* Description of the task *
Give all the lines below again, exactly, with no pictures.

[Collected data]
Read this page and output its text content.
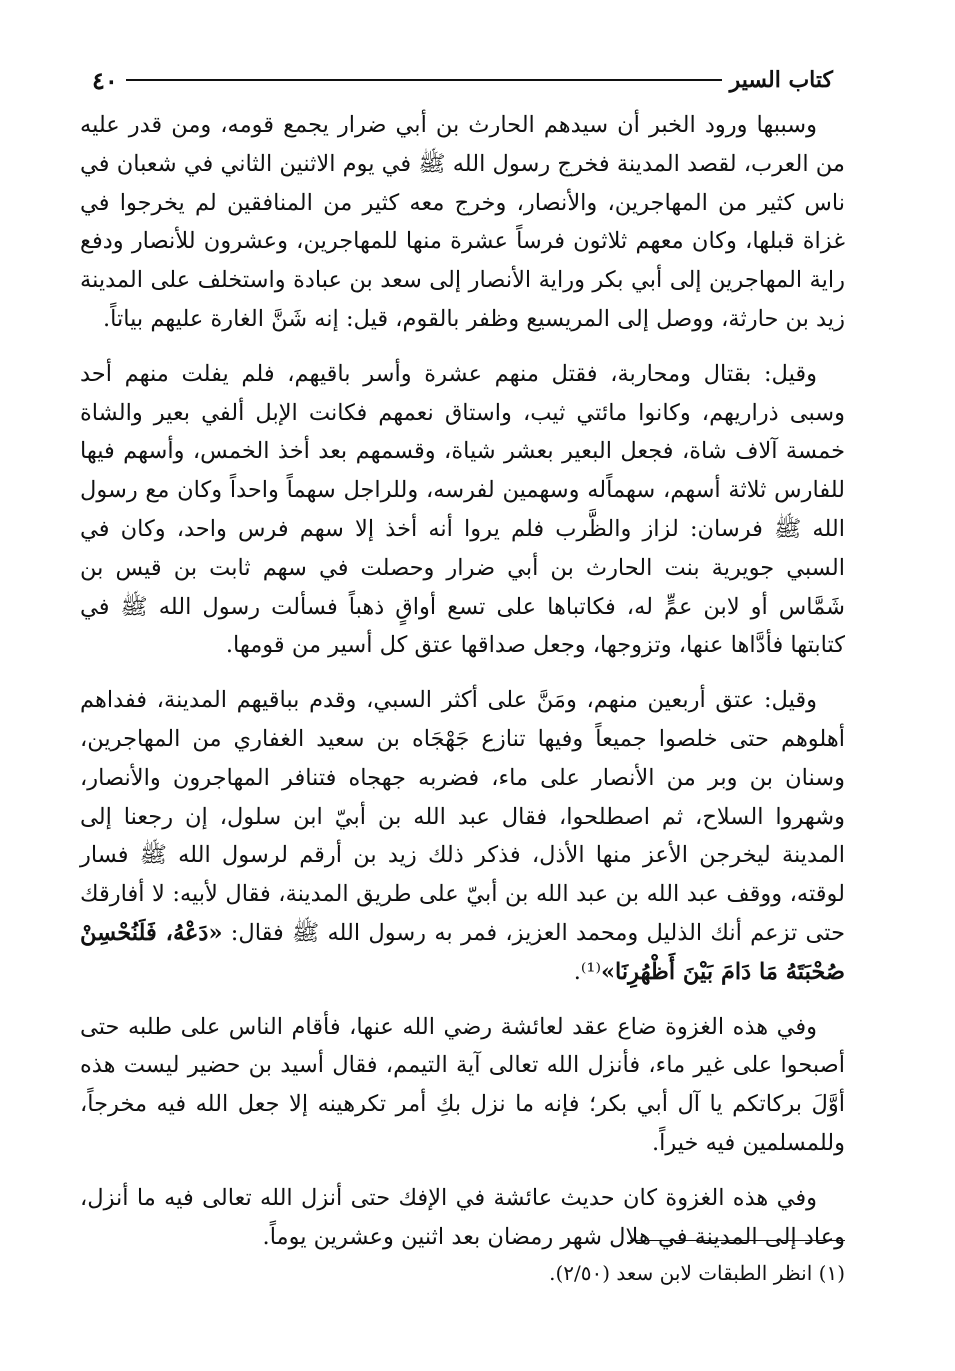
كتاب السير
٤٠

وسببها ورود الخبر أن سيدهم الحارث بن أبي ضرار يجمع قومه، ومن قدر عليه من العرب، لقصد المدينة فخرج رسول الله ﷺ في يوم الاثنين الثاني في شعبان في ناس كثير من المهاجرين، والأنصار، وخرج معه كثير من المنافقين لم يخرجوا في غزاة قبلها، وكان معهم ثلاثون فرساً عشرة منها للمهاجرين، وعشرون للأنصار ودفع راية المهاجرين إلى أبي بكر وراية الأنصار إلى سعد بن عبادة واستخلف على المدينة زيد بن حارثة، ووصل إلى المريسيع وظفر بالقوم، قيل: إنه شَنَّ الغارة عليهم بياتاً.

وقيل: بقتال ومحاربة، فقتل منهم عشرة وأسر باقيهم، فلم يفلت منهم أحد وسبى ذراريهم، وكانوا مائتي ثيب، واستاق نعمهم فكانت الإبل ألفي بعير والشاة خمسة آلاف شاة، فجعل البعير بعشر شياة، وقسمهم بعد أخذ الخمس، وأسهم فيها للفارس ثلاثة أسهم، سهماًله وسهمين لفرسه، وللراجل سهماً واحداً وكان مع رسول الله ﷺ فرسان: لزاز والظَّرب فلم يروا أنه أخذ إلا سهم فرس واحد، وكان في السبي جويرية بنت الحارث بن أبي ضرار وحصلت في سهم ثابت بن قيس بن شَمَّاس أو لابن عمٍّ له، فكاتباها على تسع أواقٍ ذهباً فسألت رسول الله ﷺ في كتابتها فأدَّاها عنها، وتزوجها، وجعل صداقها عتق كل أسير من قومها.

وقيل: عتق أربعين منهم، ومَنَّ على أكثر السبي، وقدم بباقيهم المدينة، ففداهم أهلوهم حتى خلصوا جميعاً وفيها تنازع جَهْجَاه بن سعيد الغفاري من المهاجرين، وسنان بن وبر من الأنصار على ماء، فضربه جهجاه فتنافر المهاجرون والأنصار، وشهروا السلاح، ثم اصطلحوا، فقال عبد الله بن أبيّ ابن سلول، إن رجعنا إلى المدينة ليخرجن الأعز منها الأذل، فذكر ذلك زيد بن أرقم لرسول الله ﷺ فسار لوقته، ووقف عبد الله بن عبد الله بن أبيّ على طريق المدينة، فقال لأبيه: لا أفارقك حتى تزعم أنك الذليل ومحمد العزيز، فمر به رسول الله ﷺ فقال: «دَعْهُ، فَلَنُحْسِنْ صُحْبَتَهُ مَا دَامَ بَيْنَ أَظْهُرِنَا»⁽¹⁾.

وفي هذه الغزوة ضاع عقد لعائشة رضي الله عنها، فأقام الناس على طلبه حتى أصبحوا على غير ماء، فأنزل الله تعالى آية التيمم، فقال أسيد بن حضير ليست هذه أوَّلَ بركاتكم يا آل أبي بكر؛ فإنه ما نزل بكِ أمر تكرهينه إلا جعل الله فيه مخرجاً، وللمسلمين فيه خيراً.

وفي هذه الغزوة كان حديث عائشة في الإفك حتى أنزل الله تعالى فيه ما أنزل، وعاد إلى المدينة في هلال شهر رمضان بعد اثنين وعشرين يوماً.

(١) انظر الطبقات لابن سعد (٢/٥٠).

* In response *
Read this page and output its text content.
كتاب السير
٤٠

وسببها ورود الخبر أن سيدهم الحارث بن أبي ضرار يجمع قومه، ومن قدر عليه من العرب، لقصد المدينة فخرج رسول الله ﷺ في يوم الاثنين الثاني في شعبان في ناس كثير من المهاجرين، والأنصار، وخرج معه كثير من المنافقين لم يخرجوا في غزاة قبلها، وكان معهم ثلاثون فرساً عشرة منها للمهاجرين، وعشرون للأنصار ودفع راية المهاجرين إلى أبي بكر وراية الأنصار إلى سعد بن عبادة واستخلف على المدينة زيد بن حارثة، ووصل إلى المريسيع وظفر بالقوم، قيل: إنه شَنَّ الغارة عليهم بياتاً.

وقيل: بقتال ومحاربة، فقتل منهم عشرة وأسر باقيهم، فلم يفلت منهم أحد وسبى ذراريهم، وكانوا مائتي ثيب، واستاق نعمهم فكانت الإبل ألفي بعير والشاة خمسة آلاف شاة، فجعل البعير بعشر شياة، وقسمهم بعد أخذ الخمس، وأسهم فيها للفارس ثلاثة أسهم، سهماًله وسهمين لفرسه، وللراجل سهماً واحداً وكان مع رسول الله ﷺ فرسان: لزاز والظَّرب فلم يروا أنه أخذ إلا سهم فرس واحد، وكان في السبي جويرية بنت الحارث بن أبي ضرار وحصلت في سهم ثابت بن قيس بن شَمَّاس أو لابن عمٍّ له، فكاتباها على تسع أواقٍ ذهباً فسألت رسول الله ﷺ في كتابتها فأدَّاها عنها، وتزوجها، وجعل صداقها عتق كل أسير من قومها.

وقيل: عتق أربعين منهم، ومَنَّ على أكثر السبي، وقدم بباقيهم المدينة، ففداهم أهلوهم حتى خلصوا جميعاً وفيها تنازع جَهْجَاه بن سعيد الغفاري من المهاجرين، وسنان بن وبر من الأنصار على ماء، فضربه جهجاه فتنافر المهاجرون والأنصار، وشهروا السلاح، ثم اصطلحوا، فقال عبد الله بن أبيّ ابن سلول، إن رجعنا إلى المدينة ليخرجن الأعز منها الأذل، فذكر ذلك زيد بن أرقم لرسول الله ﷺ فسار لوقته، ووقف عبد الله بن عبد الله بن أبيّ على طريق المدينة، فقال لأبيه: لا أفارقك حتى تزعم أنك الذليل ومحمد العزيز، فمر به رسول الله ﷺ فقال: «دَعْهُ، فَلَنُحْسِنْ صُحْبَتَهُ مَا دَامَ بَيْنَ أَظْهُرِنَا»⁽¹⁾.

وفي هذه الغزوة ضاع عقد لعائشة رضي الله عنها، فأقام الناس على طلبه حتى أصبحوا على غير ماء، فأنزل الله تعالى آية التيمم، فقال أسيد بن حضير ليست هذه أوَّلَ بركاتكم يا آل أبي بكر؛ فإنه ما نزل بكِ أمر تكرهينه إلا جعل الله فيه مخرجاً، وللمسلمين فيه خيراً.

وفي هذه الغزوة كان حديث عائشة في الإفك حتى أنزل الله تعالى فيه ما أنزل، وعاد إلى المدينة في هلال شهر رمضان بعد اثنين وعشرين يوماً.

(١) انظر الطبقات لابن سعد (٢/٥٠).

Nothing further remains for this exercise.